■ **Prompt**: Return, word for word, every line that follows.

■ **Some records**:
------------------------------
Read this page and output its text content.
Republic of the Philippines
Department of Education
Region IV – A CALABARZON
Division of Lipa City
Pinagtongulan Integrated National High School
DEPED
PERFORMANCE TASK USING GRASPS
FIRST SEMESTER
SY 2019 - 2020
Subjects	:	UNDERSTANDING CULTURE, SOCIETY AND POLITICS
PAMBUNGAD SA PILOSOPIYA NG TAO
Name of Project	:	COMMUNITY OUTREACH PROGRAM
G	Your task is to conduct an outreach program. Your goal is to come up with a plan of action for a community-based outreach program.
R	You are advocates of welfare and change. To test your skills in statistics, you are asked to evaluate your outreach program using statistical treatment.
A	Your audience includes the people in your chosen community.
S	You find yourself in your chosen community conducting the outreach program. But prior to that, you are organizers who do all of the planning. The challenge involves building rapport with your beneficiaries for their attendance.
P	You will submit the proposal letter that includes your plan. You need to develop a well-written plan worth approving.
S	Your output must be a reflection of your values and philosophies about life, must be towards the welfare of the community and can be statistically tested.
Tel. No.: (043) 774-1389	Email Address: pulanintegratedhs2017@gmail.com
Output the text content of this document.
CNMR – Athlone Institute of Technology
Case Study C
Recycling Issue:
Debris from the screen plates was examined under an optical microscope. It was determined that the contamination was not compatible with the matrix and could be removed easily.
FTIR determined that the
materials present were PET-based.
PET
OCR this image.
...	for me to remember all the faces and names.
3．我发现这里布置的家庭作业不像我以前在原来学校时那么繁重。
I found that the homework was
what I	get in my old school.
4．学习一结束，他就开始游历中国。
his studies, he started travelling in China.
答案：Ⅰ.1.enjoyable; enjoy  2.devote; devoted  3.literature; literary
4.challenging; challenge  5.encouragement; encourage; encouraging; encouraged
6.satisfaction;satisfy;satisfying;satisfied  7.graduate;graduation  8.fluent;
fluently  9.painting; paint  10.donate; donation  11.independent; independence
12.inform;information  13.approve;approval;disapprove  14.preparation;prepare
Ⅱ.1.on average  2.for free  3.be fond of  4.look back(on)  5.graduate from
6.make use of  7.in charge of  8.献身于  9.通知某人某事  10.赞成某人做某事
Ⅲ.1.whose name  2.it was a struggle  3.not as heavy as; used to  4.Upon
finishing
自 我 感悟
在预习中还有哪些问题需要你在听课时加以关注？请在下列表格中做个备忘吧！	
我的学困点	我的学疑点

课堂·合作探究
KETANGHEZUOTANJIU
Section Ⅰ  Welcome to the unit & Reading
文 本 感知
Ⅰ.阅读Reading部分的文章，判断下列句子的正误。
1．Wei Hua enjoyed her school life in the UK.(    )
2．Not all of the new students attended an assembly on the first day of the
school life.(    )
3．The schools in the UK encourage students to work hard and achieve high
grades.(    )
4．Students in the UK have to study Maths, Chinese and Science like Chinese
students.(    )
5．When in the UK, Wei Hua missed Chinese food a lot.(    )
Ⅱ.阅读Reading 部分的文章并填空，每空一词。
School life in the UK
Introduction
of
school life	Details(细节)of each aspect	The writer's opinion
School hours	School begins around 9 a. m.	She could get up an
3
------------------------------
■ **Answer**:
Read this page and output its text content.
Republic of the Philippines
Department of Education
Region IV – A CALABARZON
Division of Lipa City
Pinagtongulan Integrated National High School
DEPED
PERFORMANCE TASK USING GRASPS
FIRST SEMESTER
SY 2019 - 2020
Subjects	:	UNDERSTANDING CULTURE, SOCIETY AND POLITICS
PAMBUNGAD SA PILOSOPIYA NG TAO
Name of Project	:	COMMUNITY OUTREACH PROGRAM
G	Your task is to conduct an outreach program. Your goal is to come up with a plan of action for a community-based outreach program.
R	You are advocates of welfare and change. To test your skills in statistics, you are asked to evaluate your outreach program using statistical treatment.
A	Your audience includes the people in your chosen community.
S	You find yourself in your chosen community conducting the outreach program. But prior to that, you are organizers who do all of the planning. The challenge involves building rapport with your beneficiaries for their attendance.
P	You will submit the proposal letter that includes your plan. You need to develop a well-written plan worth approving.
S	Your output must be a reflection of your values and philosophies about life, must be towards the welfare of the community and can be statistically tested.
Tel. No.: (043) 774-1389	Email Address: pulanintegratedhs2017@gmail.com
Output the text content of this document.
CNMR – Athlone Institute of Technology
Case Study C
Recycling Issue:
Debris from the screen plates was examined under an optical microscope. It was determined that the contamination was not compatible with the matrix and could be removed easily.
FTIR determined that the
materials present were PET-based.
PET
OCR this image.
...	for me to remember all the faces and names.
3．我发现这里布置的家庭作业不像我以前在原来学校时那么繁重。
I found that the homework was
what I	get in my old school.
4．学习一结束，他就开始游历中国。
his studies, he started travelling in China.
答案：Ⅰ.1.enjoyable; enjoy  2.devote; devoted  3.literature; literary
4.challenging; challenge  5.encouragement; encourage; encouraging; encouraged
6.satisfaction;satisfy;satisfying;satisfied  7.graduate;graduation  8.fluent;
fluently  9.painting; paint  10.donate; donation  11.independent; independence
12.inform;information  13.approve;approval;disapprove  14.preparation;prepare
Ⅱ.1.on average  2.for free  3.be fond of  4.look back(on)  5.graduate from
6.make use of  7.in charge of  8.献身于  9.通知某人某事  10.赞成某人做某事
Ⅲ.1.whose name  2.it was a struggle  3.not as heavy as; used to  4.Upon
finishing
自 我 感悟
在预习中还有哪些问题需要你在听课时加以关注？请在下列表格中做个备忘吧！	
我的学困点	我的学疑点

课堂·合作探究
KETANGHEZUOTANJIU
Section Ⅰ  Welcome to the unit & Reading
文 本 感知
Ⅰ.阅读Reading部分的文章，判断下列句子的正误。
1．Wei Hua enjoyed her school life in the UK.(    )
2．Not all of the new students attended an assembly on the first day of the
school life.(    )
3．The schools in the UK encourage students to work hard and achieve high
grades.(    )
4．Students in the UK have to study Maths, Chinese and Science like Chinese
students.(    )
5．When in the UK, Wei Hua missed Chinese food a lot.(    )
Ⅱ.阅读Reading 部分的文章并填空，每空一词。
School life in the UK
Introduction
of
school life	Details(细节)of each aspect	The writer's opinion
School hours	School begins around 9 a. m.	She could get up an
3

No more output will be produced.